- Aim of the task
Pick out each line containing the string "meta" and copy it.

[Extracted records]
--- BEGIN ---

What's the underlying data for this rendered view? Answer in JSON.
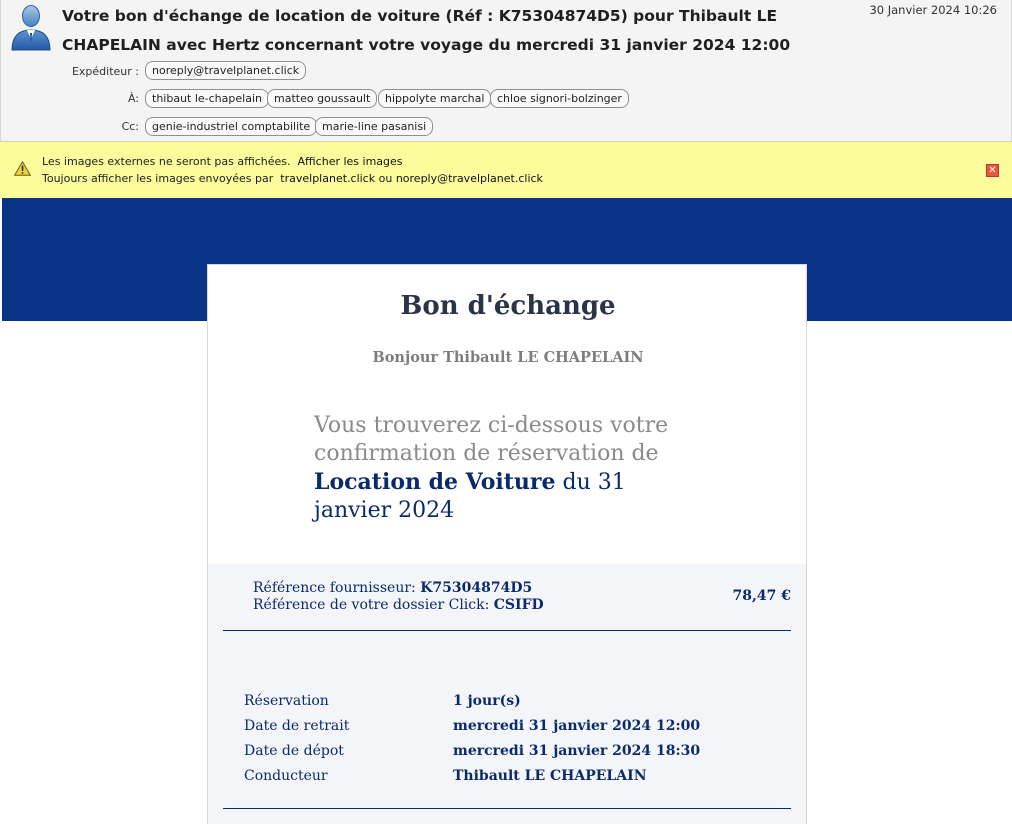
{
  "header": {
    "subject": "Votre bon d'échange de location de voiture (Réf : K75304874D5) pour Thibault LE CHAPELAIN avec Hertz concernant votre voyage du mercredi 31 janvier 2024 12:00",
    "date": "30 Janvier 2024 10:26",
    "from_label": "Expéditeur :",
    "from": "noreply@travelplanet.click",
    "to_label": "À:",
    "to": [
      "thibaut le-chapelain",
      "matteo goussault",
      "hippolyte marchal",
      "chloe signori-bolzinger"
    ],
    "cc_label": "Cc:",
    "cc": [
      "genie-industriel comptabilite",
      "marie-line pasanisi"
    ]
  },
  "notice": {
    "line1_text": "Les images externes ne seront pas affichées.",
    "line1_link": "Afficher les images",
    "line2_text": "Toujours afficher les images envoyées par",
    "line2_link1": "travelplanet.click",
    "line2_sep": "ou",
    "line2_link2": "noreply@travelplanet.click"
  },
  "mail": {
    "title": "Bon d'échange",
    "greeting": "Bonjour Thibault LE CHAPELAIN",
    "intro_pre": "Vous trouverez ci-dessous votre confirmation de réservation de",
    "intro_strong": "Location de Voiture",
    "intro_post": "du 31 janvier 2024",
    "ref_supplier_label": "Référence fournisseur:",
    "ref_supplier_value": "K75304874D5",
    "ref_click_label": "Référence de votre dossier Click:",
    "ref_click_value": "CSIFD",
    "price": "78,47 €",
    "details": [
      {
        "label": "Réservation",
        "value": "1 jour(s)"
      },
      {
        "label": "Date de retrait",
        "value": "mercredi 31 janvier 2024 12:00"
      },
      {
        "label": "Date de dépot",
        "value": "mercredi 31 janvier 2024 18:30"
      },
      {
        "label": "Conducteur",
        "value": "Thibault LE CHAPELAIN"
      }
    ]
  },
  "colors": {
    "navy": "#0b3385",
    "notice_bg": "#fcfc9d",
    "text_navy": "#0a2a6b"
  },
  "icons": {
    "avatar": "user-avatar-icon",
    "warning": "warning-triangle-icon",
    "close": "close-icon"
  }
}
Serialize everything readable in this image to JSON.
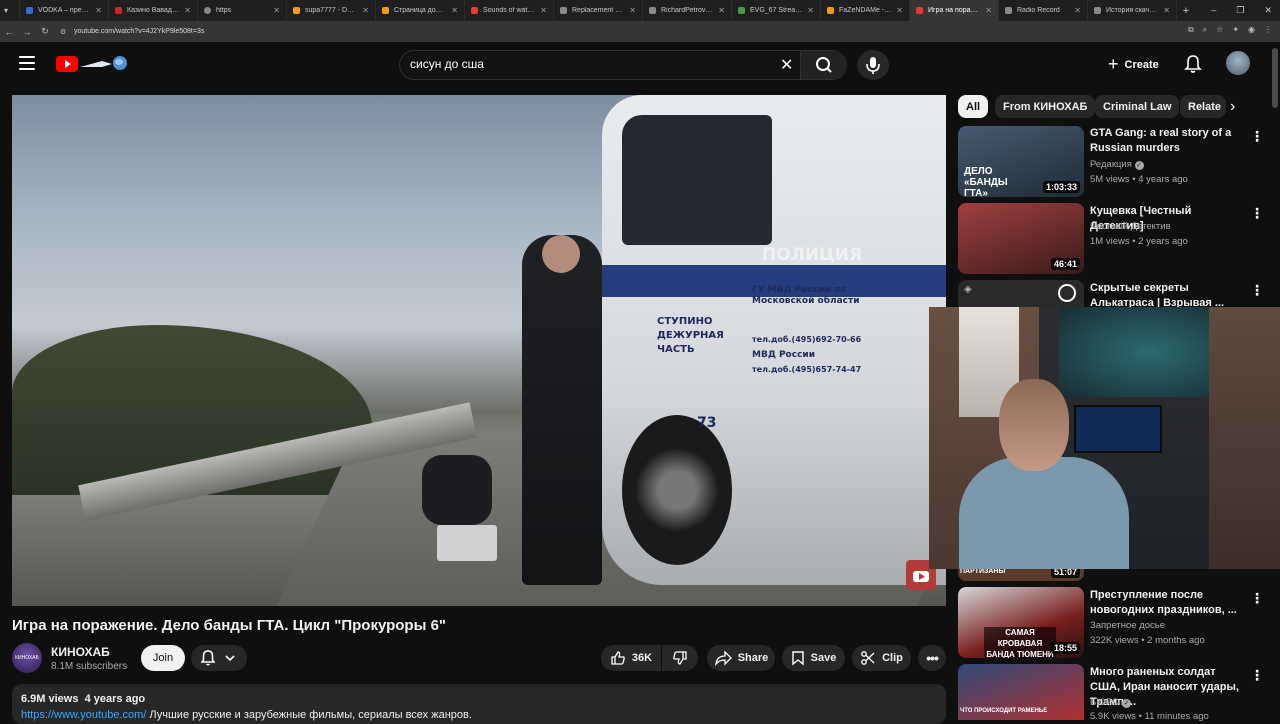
{
  "browser": {
    "tabs": [
      {
        "label": "VODKA – премиум",
        "color": "#2f6fd6"
      },
      {
        "label": "Казино Вавада — ...",
        "color": "#c62828"
      },
      {
        "label": "https",
        "color": "#8a8a8a"
      },
      {
        "label": "supa7777 - Donatio",
        "color": "#f39c12"
      },
      {
        "label": "Страница донатов",
        "color": "#f39c12"
      },
      {
        "label": "Sounds of water fo",
        "color": "#e53935"
      },
      {
        "label": "Replacement Parts",
        "color": "#8a8a8a"
      },
      {
        "label": "RichardPetrovich - ",
        "color": "#8a8a8a"
      },
      {
        "label": "EVG_67 Stream - Vi",
        "color": "#43a047"
      },
      {
        "label": "FaZeNDAMe - Dona",
        "color": "#f39c12"
      },
      {
        "label": "Игра на пораж...",
        "color": "#e53935",
        "active": true
      },
      {
        "label": "Radio Record",
        "color": "#8a8a8a"
      },
      {
        "label": "История скачиван",
        "color": "#8a8a8a"
      }
    ],
    "new_tab": "+",
    "url": "youtube.com/watch?v=4J2YkP9le508t=3s"
  },
  "header": {
    "search_query": "сисун до сша",
    "create_label": "Create"
  },
  "video": {
    "title": "Игра на поражение. Дело банды ГТА. Цикл \"Прокуроры 6\"",
    "overlay_text": {
      "police": "ПОЛИЦИЯ",
      "dept": "ГУ МВД России по Московской области",
      "duty": "СТУПИНО ДЕЖУРНАЯ ЧАСТЬ",
      "phone1": "тел.доб.(495)692-70-66",
      "mvd": "МВД России",
      "phone2": "тел.доб.(495)657-74-47",
      "number": "73"
    },
    "channel_name": "КИНОХАБ",
    "channel_avatar_text": "КИНОХАБ",
    "subscribers": "8.1M subscribers",
    "join_label": "Join",
    "likes": "36K",
    "share_label": "Share",
    "save_label": "Save",
    "clip_label": "Clip",
    "views": "6.9M views",
    "age": "4 years ago",
    "desc_link": "https://www.youtube.com/",
    "desc_text": " Лучшие русские и зарубежные фильмы, сериалы всех жанров."
  },
  "chips": [
    "All",
    "From КИНОХАБ",
    "Criminal Law",
    "Relate"
  ],
  "recommendations": [
    {
      "title": "GTA Gang: a real story of a Russian murders",
      "channel": "Редакция",
      "verified": true,
      "meta": "5M views • 4 years ago",
      "duration": "1:03:33",
      "thumb_text": "ДЕЛО «БАНДЫ ГТА»",
      "thumb_color": "#3a4a5a"
    },
    {
      "title": "Кущевка [Честный Детектив]",
      "channel": "Честный Детектив",
      "verified": false,
      "meta": "1M views • 2 years ago",
      "duration": "46:41",
      "thumb_text": "",
      "thumb_color": "#7a3030"
    },
    {
      "title": "Скрытые секреты Алькатраса | Взрывая ...",
      "channel": "",
      "verified": false,
      "meta": "",
      "duration": "",
      "thumb_text": "",
      "thumb_color": "#2a2a2a"
    },
    {
      "title": "",
      "channel": "",
      "verified": false,
      "meta": "",
      "duration": "51:07",
      "thumb_text": "ПАРТИЗАНЫ",
      "thumb_color": "#5a3a2a"
    },
    {
      "title": "Преступление после новогодних праздников, ...",
      "channel": "Запретное досье",
      "verified": false,
      "meta": "322K views • 2 months ago",
      "duration": "18:55",
      "thumb_text": "САМАЯ КРОВАВАЯ БАНДА ТЮМЕНИ",
      "thumb_color": "#6a2020"
    },
    {
      "title": "Много раненых солдат США, Иран наносит удары, Трамп ...",
      "channel": "БЮРО",
      "verified": true,
      "meta": "5.9K views • 11 minutes ago",
      "duration": "",
      "thumb_text": "ЧТО ПРОИСХОДИТ РАМЕНЬЕ",
      "thumb_color": "#243a5a"
    }
  ]
}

--- END ---

- Reply to the exercise
      "meta": "5M views • 4 years ago",
      "meta": "1M views • 2 years ago",
      "meta": "",
      "meta": "",
      "meta": "322K views • 2 months ago",
      "meta": "5.9K views • 11 minutes ago",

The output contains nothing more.